• **課題 1**
下の『のだめカンタービレ』の抜粋から、「大好きな千秋先輩(玉木 宏)」から「くさんつまった作品なのです。」までを一字も変えずにもう一度示してください。

大好きな千秋先輩(玉木 宏)を追いかけているうちに、個性豊かな人たちと出会い、人生が大きく開いていく作品は、日本中に音楽の楽しさを届けました。
クラシックに詳しい人はもちろん、詳しくない人も、思わずテレビの前で「ブラボー!」とスタンディングオベーションしたくなるシーンがたくさんつまった、最高にワクワクできる物語としてイチオシです。
むずかしいこと抜きで、音楽の楽しさにワクワクする!
クラシックをテーマにした作品は、ちょっとした予備知識が求められたり、かしこまった雰囲気に気後れしたりで敬遠がちになることもありますが、『のだめカンタービレ』にその心配はまったく必要ありません。小さな子どもからシニア世代まで、誰でも”はじめてのクラシック”を楽しむことができます。
CMや映画など、どこかで聴いたことがあるメロディーに心が華やぎ、『きらきら星』やオリジナルの『おなら体操』といった子どもも楽しめる楽曲に癒やされます。「聴いたことある!」「この曲好き!」がたくさんつまった作品なのです。
また、東京交響楽団やNHK交響楽団のメンバーが作品をサポートし、ピアニストのラン・ランが映画版の『のだめカンタービレ 最終楽章』でのだめのピアノを吹き替えるなど、本物のクラシックに触れられることも作品の魅力です。

• **保存された行**
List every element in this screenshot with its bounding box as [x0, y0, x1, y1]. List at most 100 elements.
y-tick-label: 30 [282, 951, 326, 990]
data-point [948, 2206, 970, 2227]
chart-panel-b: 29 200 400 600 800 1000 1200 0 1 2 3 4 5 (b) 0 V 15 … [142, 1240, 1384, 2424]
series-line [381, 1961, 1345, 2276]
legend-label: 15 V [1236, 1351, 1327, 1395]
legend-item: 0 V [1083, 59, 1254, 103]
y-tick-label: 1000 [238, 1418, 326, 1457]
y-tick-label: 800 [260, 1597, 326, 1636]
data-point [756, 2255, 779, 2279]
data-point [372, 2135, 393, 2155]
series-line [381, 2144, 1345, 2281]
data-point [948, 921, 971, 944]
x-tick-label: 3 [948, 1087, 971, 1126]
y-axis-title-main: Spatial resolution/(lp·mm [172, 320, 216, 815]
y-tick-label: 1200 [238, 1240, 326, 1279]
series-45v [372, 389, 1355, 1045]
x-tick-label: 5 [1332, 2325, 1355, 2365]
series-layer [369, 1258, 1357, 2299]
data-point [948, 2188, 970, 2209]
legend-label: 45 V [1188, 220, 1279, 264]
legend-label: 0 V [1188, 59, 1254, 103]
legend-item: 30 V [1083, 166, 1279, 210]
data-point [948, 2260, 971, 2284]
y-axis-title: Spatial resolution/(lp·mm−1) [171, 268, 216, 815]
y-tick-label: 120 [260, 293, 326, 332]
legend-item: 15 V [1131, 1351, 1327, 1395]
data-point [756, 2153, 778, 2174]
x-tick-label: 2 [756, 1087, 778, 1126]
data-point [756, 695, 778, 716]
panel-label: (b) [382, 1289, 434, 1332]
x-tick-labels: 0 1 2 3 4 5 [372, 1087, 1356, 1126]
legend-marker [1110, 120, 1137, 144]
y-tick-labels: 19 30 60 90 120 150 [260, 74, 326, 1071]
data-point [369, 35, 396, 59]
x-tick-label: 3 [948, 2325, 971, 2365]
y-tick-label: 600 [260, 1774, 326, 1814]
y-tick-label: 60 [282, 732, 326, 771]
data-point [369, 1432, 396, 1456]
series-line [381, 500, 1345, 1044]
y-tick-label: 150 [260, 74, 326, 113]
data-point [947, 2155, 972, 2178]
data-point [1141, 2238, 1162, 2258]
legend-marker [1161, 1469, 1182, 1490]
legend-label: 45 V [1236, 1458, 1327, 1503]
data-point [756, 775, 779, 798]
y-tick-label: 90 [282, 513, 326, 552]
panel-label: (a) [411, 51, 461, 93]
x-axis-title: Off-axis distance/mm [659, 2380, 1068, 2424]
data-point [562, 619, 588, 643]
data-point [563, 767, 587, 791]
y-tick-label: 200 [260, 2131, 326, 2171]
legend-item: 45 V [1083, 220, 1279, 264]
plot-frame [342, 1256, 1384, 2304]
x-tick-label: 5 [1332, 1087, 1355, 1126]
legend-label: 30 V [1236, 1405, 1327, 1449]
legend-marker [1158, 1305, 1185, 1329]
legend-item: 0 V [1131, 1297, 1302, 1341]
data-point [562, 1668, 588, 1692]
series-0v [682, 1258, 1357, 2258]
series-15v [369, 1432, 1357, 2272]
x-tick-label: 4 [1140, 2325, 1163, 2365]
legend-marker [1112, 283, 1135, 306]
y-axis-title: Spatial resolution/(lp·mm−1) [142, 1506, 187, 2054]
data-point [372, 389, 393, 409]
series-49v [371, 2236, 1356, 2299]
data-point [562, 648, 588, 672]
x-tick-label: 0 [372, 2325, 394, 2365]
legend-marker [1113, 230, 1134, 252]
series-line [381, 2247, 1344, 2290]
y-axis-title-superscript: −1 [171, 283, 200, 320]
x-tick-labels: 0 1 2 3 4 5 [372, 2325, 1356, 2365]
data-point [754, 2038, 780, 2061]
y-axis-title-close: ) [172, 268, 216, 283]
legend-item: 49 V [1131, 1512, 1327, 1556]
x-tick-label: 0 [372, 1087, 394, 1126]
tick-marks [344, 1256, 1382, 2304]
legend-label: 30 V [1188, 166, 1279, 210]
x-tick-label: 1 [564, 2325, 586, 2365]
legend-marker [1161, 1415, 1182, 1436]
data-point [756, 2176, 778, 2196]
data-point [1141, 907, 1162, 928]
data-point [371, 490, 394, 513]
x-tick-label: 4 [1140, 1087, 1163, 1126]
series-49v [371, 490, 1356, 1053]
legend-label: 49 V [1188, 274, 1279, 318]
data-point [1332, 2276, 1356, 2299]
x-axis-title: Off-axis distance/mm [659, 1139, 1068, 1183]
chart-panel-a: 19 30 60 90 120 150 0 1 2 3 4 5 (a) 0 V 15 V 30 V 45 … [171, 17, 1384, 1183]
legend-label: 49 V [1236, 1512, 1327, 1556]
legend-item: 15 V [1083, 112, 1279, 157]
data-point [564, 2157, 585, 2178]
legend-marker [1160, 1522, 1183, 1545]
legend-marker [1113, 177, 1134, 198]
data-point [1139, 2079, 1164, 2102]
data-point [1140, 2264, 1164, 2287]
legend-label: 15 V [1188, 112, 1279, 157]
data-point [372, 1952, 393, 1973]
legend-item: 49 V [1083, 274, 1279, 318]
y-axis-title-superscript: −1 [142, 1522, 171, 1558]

• **課題 2**
上の保存された行のうち、先頭の行から「series-line [381, 1961, 1345, 2276]」を含む行までを、両端の行も含めて一字も変えずに書き写すこと。

• **完全な出力 1**
大好きな千秋先輩(玉木 宏)を追いかけているうちに、個性豊かな人たちと出会い、人生が大きく開いていく作品は、日本中に音楽の楽しさを届けました。
クラシックに詳しい人はもちろん、詳しくない人も、思わずテレビの前で「ブラボー!」とスタンディングオベーションしたくなるシーンがたくさんつまった、最高にワクワクできる物語としてイチオシです。
むずかしいこと抜きで、音楽の楽しさにワクワクする!
クラシックをテーマにした作品は、ちょっとした予備知識が求められたり、かしこまった雰囲気に気後れしたりで敬遠がちになることもありますが、『のだめカンタービレ』にその心配はまったく必要ありません。小さな子どもからシニア世代まで、誰でも”はじめてのクラシック”を楽しむことができます。
CMや映画など、どこかで聴いたことがあるメロディーに心が華やぎ、『きらきら星』やオリジナルの『おなら体操』といった子どもも楽しめる楽曲に癒やされます。「聴いたことある!」「この曲好き!」がたくさんつまった作品なのです。

• **完全な出力 2**
List every element in this screenshot with its bounding box as [x0, y0, x1, y1]. List at most 100 elements.
y-tick-label: 30 [282, 951, 326, 990]
data-point [948, 2206, 970, 2227]
chart-panel-b: 29 200 400 600 800 1000 1200 0 1 2 3 4 5 (b) 0 V 15 … [142, 1240, 1384, 2424]
series-line [381, 1961, 1345, 2276]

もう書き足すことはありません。